[START Raw data]

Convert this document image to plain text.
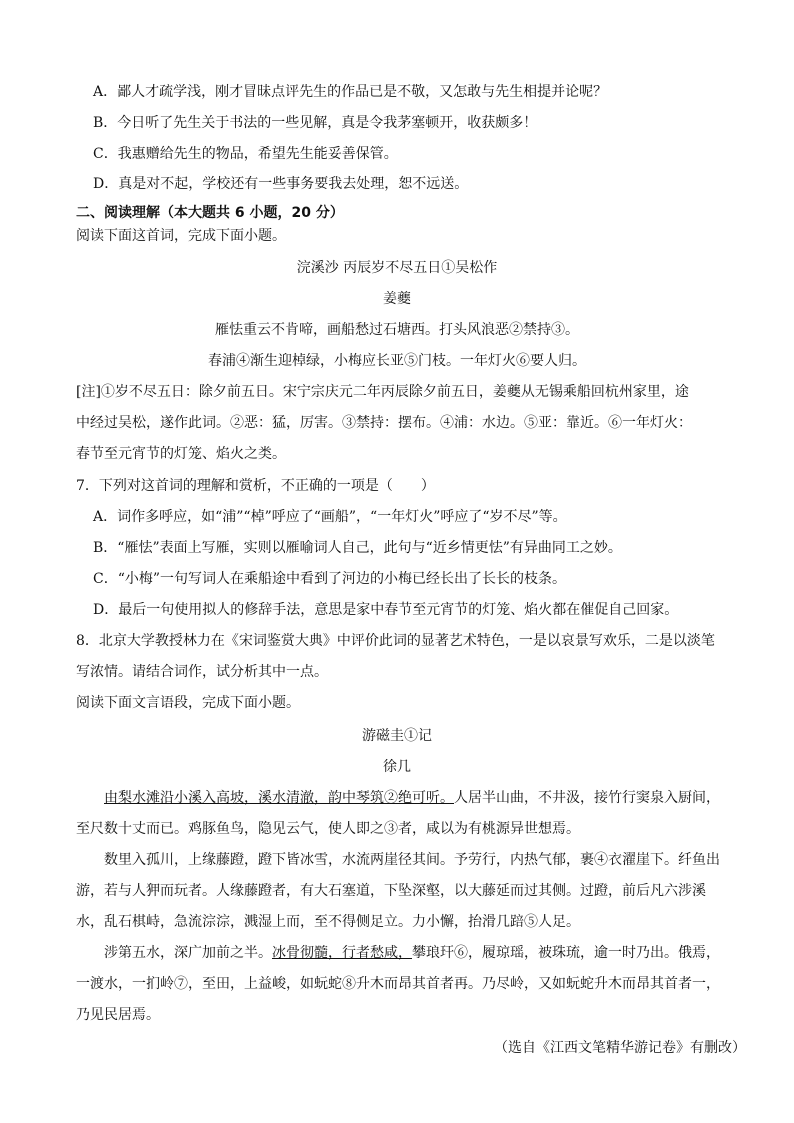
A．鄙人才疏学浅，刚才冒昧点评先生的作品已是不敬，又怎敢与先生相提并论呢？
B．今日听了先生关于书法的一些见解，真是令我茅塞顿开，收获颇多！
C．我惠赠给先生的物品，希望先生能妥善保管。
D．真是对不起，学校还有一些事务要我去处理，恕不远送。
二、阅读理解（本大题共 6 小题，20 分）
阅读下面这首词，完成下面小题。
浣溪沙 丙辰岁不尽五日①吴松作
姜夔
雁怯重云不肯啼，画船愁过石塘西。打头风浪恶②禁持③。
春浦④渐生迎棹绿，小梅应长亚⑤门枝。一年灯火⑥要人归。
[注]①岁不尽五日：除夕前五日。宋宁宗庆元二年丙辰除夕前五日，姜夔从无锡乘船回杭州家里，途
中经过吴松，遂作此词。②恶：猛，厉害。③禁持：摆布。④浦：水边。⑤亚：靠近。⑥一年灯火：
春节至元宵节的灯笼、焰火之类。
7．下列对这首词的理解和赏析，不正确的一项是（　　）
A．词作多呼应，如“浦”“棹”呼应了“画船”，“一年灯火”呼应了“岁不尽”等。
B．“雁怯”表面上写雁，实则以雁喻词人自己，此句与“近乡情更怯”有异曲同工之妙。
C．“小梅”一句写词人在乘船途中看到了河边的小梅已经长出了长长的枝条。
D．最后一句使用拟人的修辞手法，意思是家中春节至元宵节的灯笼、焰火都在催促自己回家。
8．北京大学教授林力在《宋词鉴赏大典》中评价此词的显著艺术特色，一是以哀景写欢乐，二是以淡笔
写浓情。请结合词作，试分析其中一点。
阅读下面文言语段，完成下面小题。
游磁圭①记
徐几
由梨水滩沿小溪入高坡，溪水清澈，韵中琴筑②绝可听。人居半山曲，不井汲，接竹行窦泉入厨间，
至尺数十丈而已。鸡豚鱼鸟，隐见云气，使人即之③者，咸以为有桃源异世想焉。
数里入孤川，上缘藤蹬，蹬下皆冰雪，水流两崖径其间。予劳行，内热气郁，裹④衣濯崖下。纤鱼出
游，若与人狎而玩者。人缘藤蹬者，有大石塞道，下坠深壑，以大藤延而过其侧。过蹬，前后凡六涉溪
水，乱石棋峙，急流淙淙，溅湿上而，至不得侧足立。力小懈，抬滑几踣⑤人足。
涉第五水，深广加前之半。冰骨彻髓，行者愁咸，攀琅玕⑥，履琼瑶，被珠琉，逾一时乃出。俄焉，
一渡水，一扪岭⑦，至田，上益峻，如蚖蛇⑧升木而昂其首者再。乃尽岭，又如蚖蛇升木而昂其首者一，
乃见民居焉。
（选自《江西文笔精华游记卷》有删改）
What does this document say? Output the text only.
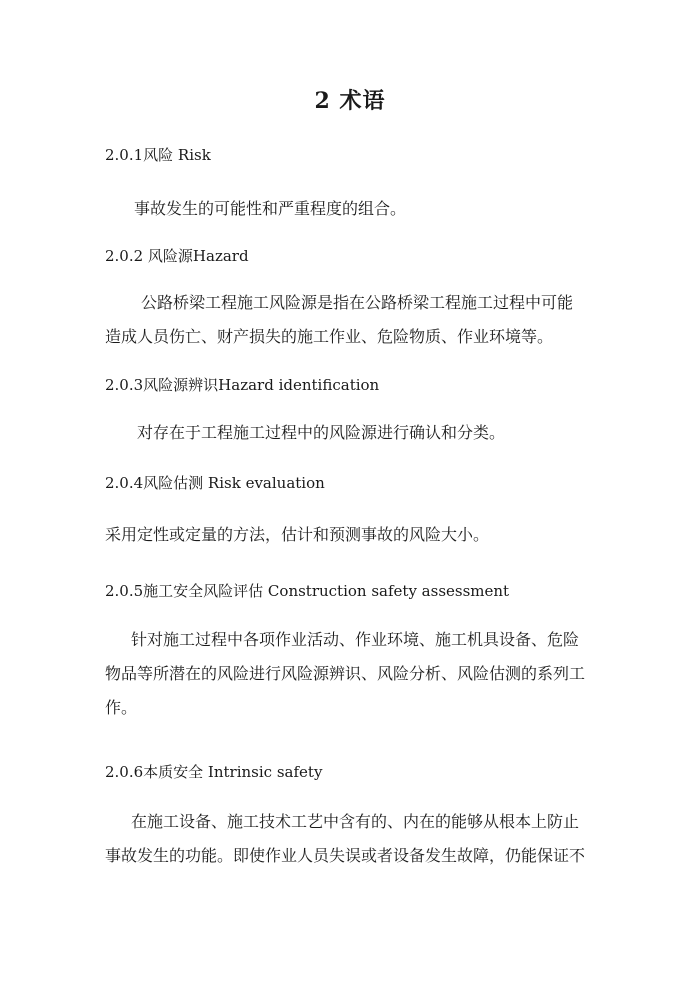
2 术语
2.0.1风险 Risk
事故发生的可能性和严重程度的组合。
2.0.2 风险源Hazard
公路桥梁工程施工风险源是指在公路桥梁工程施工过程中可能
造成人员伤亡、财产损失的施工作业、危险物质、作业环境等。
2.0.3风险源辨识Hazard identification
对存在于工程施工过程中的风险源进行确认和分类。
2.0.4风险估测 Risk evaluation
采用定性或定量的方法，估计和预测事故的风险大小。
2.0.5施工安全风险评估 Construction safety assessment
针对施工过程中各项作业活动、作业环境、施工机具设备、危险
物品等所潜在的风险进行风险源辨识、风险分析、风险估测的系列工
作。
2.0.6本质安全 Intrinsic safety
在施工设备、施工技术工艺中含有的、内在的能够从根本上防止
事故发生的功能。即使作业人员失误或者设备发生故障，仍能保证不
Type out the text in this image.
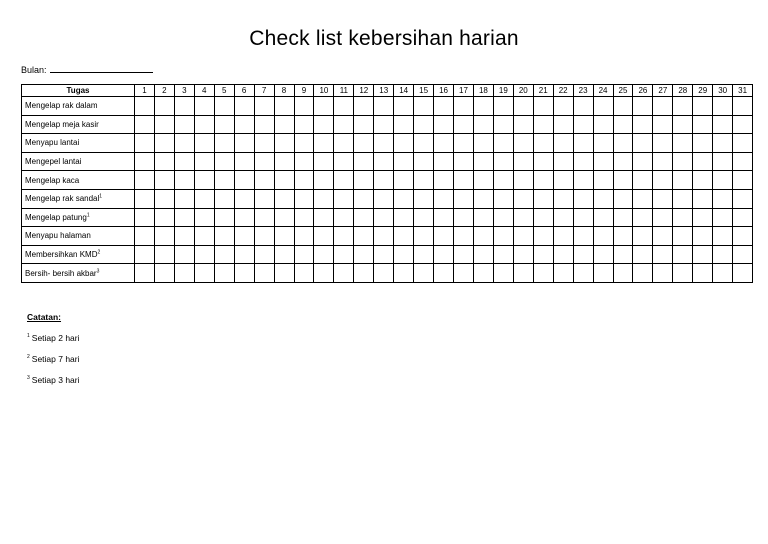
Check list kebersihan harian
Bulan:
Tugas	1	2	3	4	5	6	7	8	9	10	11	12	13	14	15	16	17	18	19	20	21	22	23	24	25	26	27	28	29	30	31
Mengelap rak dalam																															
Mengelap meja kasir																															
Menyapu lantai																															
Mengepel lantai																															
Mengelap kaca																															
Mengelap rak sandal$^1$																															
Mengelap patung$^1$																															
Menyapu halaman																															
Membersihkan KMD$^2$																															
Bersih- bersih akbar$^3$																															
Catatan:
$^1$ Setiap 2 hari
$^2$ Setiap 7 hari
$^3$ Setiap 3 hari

[END Raw data]
[START Raw data]

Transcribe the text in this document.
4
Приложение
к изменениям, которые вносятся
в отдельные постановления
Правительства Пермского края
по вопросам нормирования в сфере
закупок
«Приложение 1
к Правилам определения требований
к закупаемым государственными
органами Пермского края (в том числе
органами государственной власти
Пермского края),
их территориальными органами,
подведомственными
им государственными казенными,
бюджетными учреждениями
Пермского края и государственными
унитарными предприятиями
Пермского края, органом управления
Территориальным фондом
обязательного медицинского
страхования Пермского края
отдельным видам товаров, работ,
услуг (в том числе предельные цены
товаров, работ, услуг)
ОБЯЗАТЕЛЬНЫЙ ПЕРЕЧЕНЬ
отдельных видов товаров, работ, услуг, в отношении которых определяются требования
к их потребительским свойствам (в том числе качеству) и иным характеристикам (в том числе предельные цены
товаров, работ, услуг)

[END Raw data]

• **Exercise**
Please list every line of the records that contains "товаров".

• **Task answer**
отдельным видам товаров, работ,
товаров, работ, услуг)
отдельных видов товаров, работ, услуг, в отношении которых определяются требования
товаров, работ, услуг)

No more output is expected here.